[Records that describe figures]
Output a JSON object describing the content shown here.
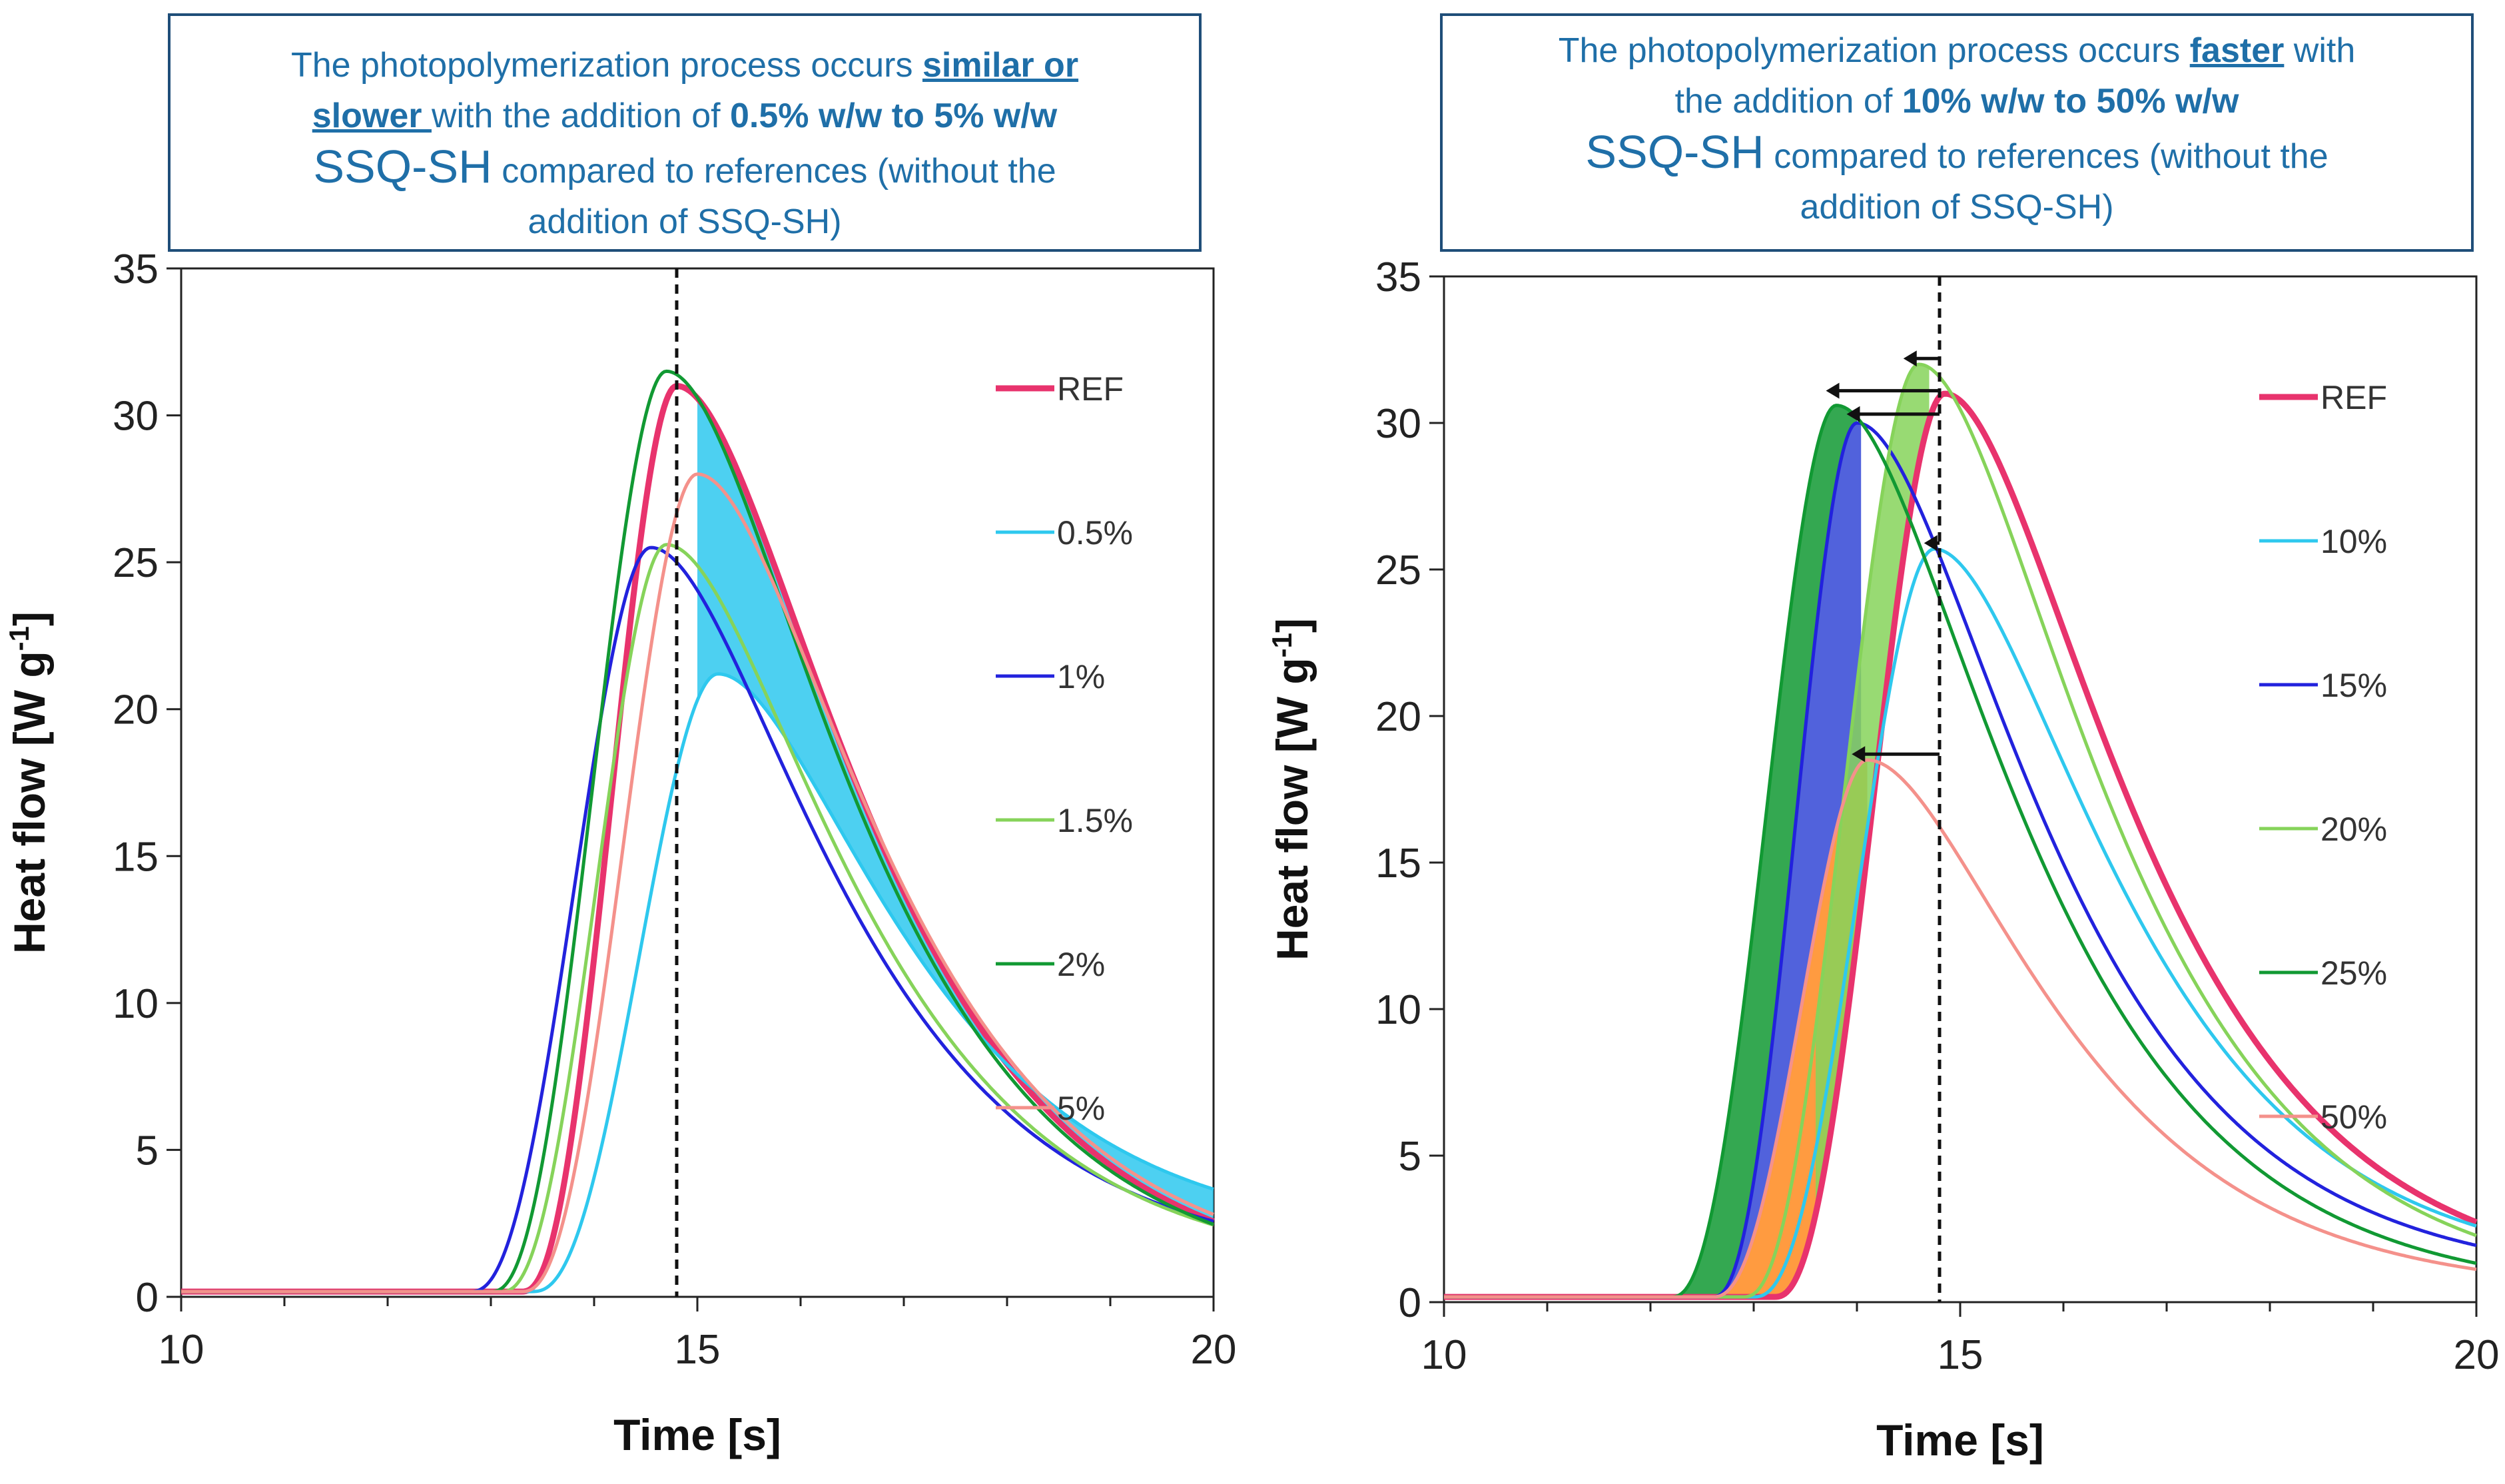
{
  "colors": {
    "REF": "#e8336d",
    "0.5%": "#2ec8ee",
    "1%": "#2222dd",
    "1.5%": "#86d35a",
    "2%": "#119933",
    "5%": "#f4918b",
    "10%": "#2ec8ee",
    "15%": "#2222dd",
    "20%": "#86d35a",
    "25%": "#119933",
    "50%": "#f4918b",
    "callout_text": "#1f6fa8",
    "callout_border": "#1f4e79"
  },
  "callouts": {
    "left": {
      "l1_a": "The photopolymerization process occurs ",
      "l1_b": "similar or",
      "l2_a": "slower ",
      "l2_b": "with the addition of ",
      "l2_c": "0.5% w/w to 5% w/w",
      "l3_a": "SSQ-SH",
      "l3_b": " compared to references (without the",
      "l4": "addition of SSQ-SH)"
    },
    "right": {
      "l1_a": "The photopolymerization process occurs ",
      "l1_b": "faster",
      "l1_c": " with",
      "l2_a": "the addition of ",
      "l2_b": "10% w/w to 50% w/w",
      "l3_a": "SSQ-SH",
      "l3_b": " compared to references (without the",
      "l4": "addition of SSQ-SH)"
    }
  },
  "chart_data": [
    {
      "type": "line",
      "xlabel": "Time [s]",
      "ylabel": "Heat flow [W g",
      "ylabel_sup": "-1",
      "ylabel_end": "]",
      "xlim": [
        10,
        20
      ],
      "ylim": [
        0,
        35
      ],
      "xticks": [
        10,
        15,
        20
      ],
      "yticks": [
        0,
        5,
        10,
        15,
        20,
        25,
        30,
        35
      ],
      "vline_x": 14.8,
      "legend": [
        "REF",
        "0.5%",
        "1%",
        "1.5%",
        "2%",
        "5%"
      ],
      "series": [
        {
          "name": "REF",
          "onset": 13.3,
          "peak_x": 14.8,
          "peak_y": 31.0,
          "tail": 0.4
        },
        {
          "name": "0.5%",
          "onset": 13.4,
          "peak_x": 15.2,
          "peak_y": 21.2,
          "tail": 1.9
        },
        {
          "name": "1%",
          "onset": 12.8,
          "peak_x": 14.55,
          "peak_y": 25.5,
          "tail": 1.1
        },
        {
          "name": "1.5%",
          "onset": 13.1,
          "peak_x": 14.7,
          "peak_y": 25.6,
          "tail": 0.8
        },
        {
          "name": "2%",
          "onset": 13.0,
          "peak_x": 14.7,
          "peak_y": 31.5,
          "tail": 0.4
        },
        {
          "name": "5%",
          "onset": 13.3,
          "peak_x": 15.0,
          "peak_y": 28.0,
          "tail": 0.6
        }
      ]
    },
    {
      "type": "line",
      "xlabel": "Time [s]",
      "ylabel": "Heat flow [W g",
      "ylabel_sup": "-1",
      "ylabel_end": "]",
      "xlim": [
        10,
        20
      ],
      "ylim": [
        0,
        35
      ],
      "xticks": [
        10,
        15,
        20
      ],
      "yticks": [
        0,
        5,
        10,
        15,
        20,
        25,
        30,
        35
      ],
      "vline_x": 14.8,
      "legend": [
        "REF",
        "10%",
        "15%",
        "20%",
        "25%",
        "50%"
      ],
      "series": [
        {
          "name": "REF",
          "onset": 13.2,
          "peak_x": 14.85,
          "peak_y": 31.0,
          "tail": 0.5
        },
        {
          "name": "10%",
          "onset": 13.0,
          "peak_x": 14.75,
          "peak_y": 25.7,
          "tail": 0.9
        },
        {
          "name": "15%",
          "onset": 12.6,
          "peak_x": 14.0,
          "peak_y": 30.0,
          "tail": 0.7
        },
        {
          "name": "20%",
          "onset": 12.9,
          "peak_x": 14.6,
          "peak_y": 32.0,
          "tail": 0.3
        },
        {
          "name": "25%",
          "onset": 12.2,
          "peak_x": 13.8,
          "peak_y": 30.6,
          "tail": 0.2
        },
        {
          "name": "50%",
          "onset": 12.6,
          "peak_x": 14.1,
          "peak_y": 18.5,
          "tail": 0.3
        }
      ],
      "arrows": [
        {
          "y": 32.2,
          "x_from": 14.8,
          "x_to": 14.45
        },
        {
          "y": 31.1,
          "x_from": 14.8,
          "x_to": 13.7
        },
        {
          "y": 30.3,
          "x_from": 14.8,
          "x_to": 13.9
        },
        {
          "y": 25.9,
          "x_from": 14.8,
          "x_to": 14.65
        },
        {
          "y": 18.7,
          "x_from": 14.8,
          "x_to": 13.95
        }
      ]
    }
  ]
}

> What is expected
Reproduce the material in full, word for word, and omit the pictures.

> Solution to the problem
Output a JSON object describing the content shown here.
{
  "colors": {
    "REF": "#e8336d",
    "0.5%": "#2ec8ee",
    "1%": "#2222dd",
    "1.5%": "#86d35a",
    "2%": "#119933",
    "5%": "#f4918b",
    "10%": "#2ec8ee",
    "15%": "#2222dd",
    "20%": "#86d35a",
    "25%": "#119933",
    "50%": "#f4918b",
    "callout_text": "#1f6fa8",
    "callout_border": "#1f4e79"
  },
  "callouts": {
    "left": {
      "l1_a": "The photopolymerization process occurs ",
      "l1_b": "similar or",
      "l2_a": "slower ",
      "l2_b": "with the addition of ",
      "l2_c": "0.5% w/w to 5% w/w",
      "l3_a": "SSQ-SH",
      "l3_b": " compared to references (without the",
      "l4": "addition of SSQ-SH)"
    },
    "right": {
      "l1_a": "The photopolymerization process occurs ",
      "l1_b": "faster",
      "l1_c": " with",
      "l2_a": "the addition of ",
      "l2_b": "10% w/w to 50% w/w",
      "l3_a": "SSQ-SH",
      "l3_b": " compared to references (without the",
      "l4": "addition of SSQ-SH)"
    }
  },
  "chart_data": [
    {
      "type": "line",
      "xlabel": "Time [s]",
      "ylabel": "Heat flow [W g",
      "ylabel_sup": "-1",
      "ylabel_end": "]",
      "xlim": [
        10,
        20
      ],
      "ylim": [
        0,
        35
      ],
      "xticks": [
        10,
        15,
        20
      ],
      "yticks": [
        0,
        5,
        10,
        15,
        20,
        25,
        30,
        35
      ],
      "vline_x": 14.8,
      "legend": [
        "REF",
        "0.5%",
        "1%",
        "1.5%",
        "2%",
        "5%"
      ],
      "series": [
        {
          "name": "REF",
          "onset": 13.3,
          "peak_x": 14.8,
          "peak_y": 31.0,
          "tail": 0.4
        },
        {
          "name": "0.5%",
          "onset": 13.4,
          "peak_x": 15.2,
          "peak_y": 21.2,
          "tail": 1.9
        },
        {
          "name": "1%",
          "onset": 12.8,
          "peak_x": 14.55,
          "peak_y": 25.5,
          "tail": 1.1
        },
        {
          "name": "1.5%",
          "onset": 13.1,
          "peak_x": 14.7,
          "peak_y": 25.6,
          "tail": 0.8
        },
        {
          "name": "2%",
          "onset": 13.0,
          "peak_x": 14.7,
          "peak_y": 31.5,
          "tail": 0.4
        },
        {
          "name": "5%",
          "onset": 13.3,
          "peak_x": 15.0,
          "peak_y": 28.0,
          "tail": 0.6
        }
      ]
    },
    {
      "type": "line",
      "xlabel": "Time [s]",
      "ylabel": "Heat flow [W g",
      "ylabel_sup": "-1",
      "ylabel_end": "]",
      "xlim": [
        10,
        20
      ],
      "ylim": [
        0,
        35
      ],
      "xticks": [
        10,
        15,
        20
      ],
      "yticks": [
        0,
        5,
        10,
        15,
        20,
        25,
        30,
        35
      ],
      "vline_x": 14.8,
      "legend": [
        "REF",
        "10%",
        "15%",
        "20%",
        "25%",
        "50%"
      ],
      "series": [
        {
          "name": "REF",
          "onset": 13.2,
          "peak_x": 14.85,
          "peak_y": 31.0,
          "tail": 0.5
        },
        {
          "name": "10%",
          "onset": 13.0,
          "peak_x": 14.75,
          "peak_y": 25.7,
          "tail": 0.9
        },
        {
          "name": "15%",
          "onset": 12.6,
          "peak_x": 14.0,
          "peak_y": 30.0,
          "tail": 0.7
        },
        {
          "name": "20%",
          "onset": 12.9,
          "peak_x": 14.6,
          "peak_y": 32.0,
          "tail": 0.3
        },
        {
          "name": "25%",
          "onset": 12.2,
          "peak_x": 13.8,
          "peak_y": 30.6,
          "tail": 0.2
        },
        {
          "name": "50%",
          "onset": 12.6,
          "peak_x": 14.1,
          "peak_y": 18.5,
          "tail": 0.3
        }
      ],
      "arrows": [
        {
          "y": 32.2,
          "x_from": 14.8,
          "x_to": 14.45
        },
        {
          "y": 31.1,
          "x_from": 14.8,
          "x_to": 13.7
        },
        {
          "y": 30.3,
          "x_from": 14.8,
          "x_to": 13.9
        },
        {
          "y": 25.9,
          "x_from": 14.8,
          "x_to": 14.65
        },
        {
          "y": 18.7,
          "x_from": 14.8,
          "x_to": 13.95
        }
      ]
    }
  ]
}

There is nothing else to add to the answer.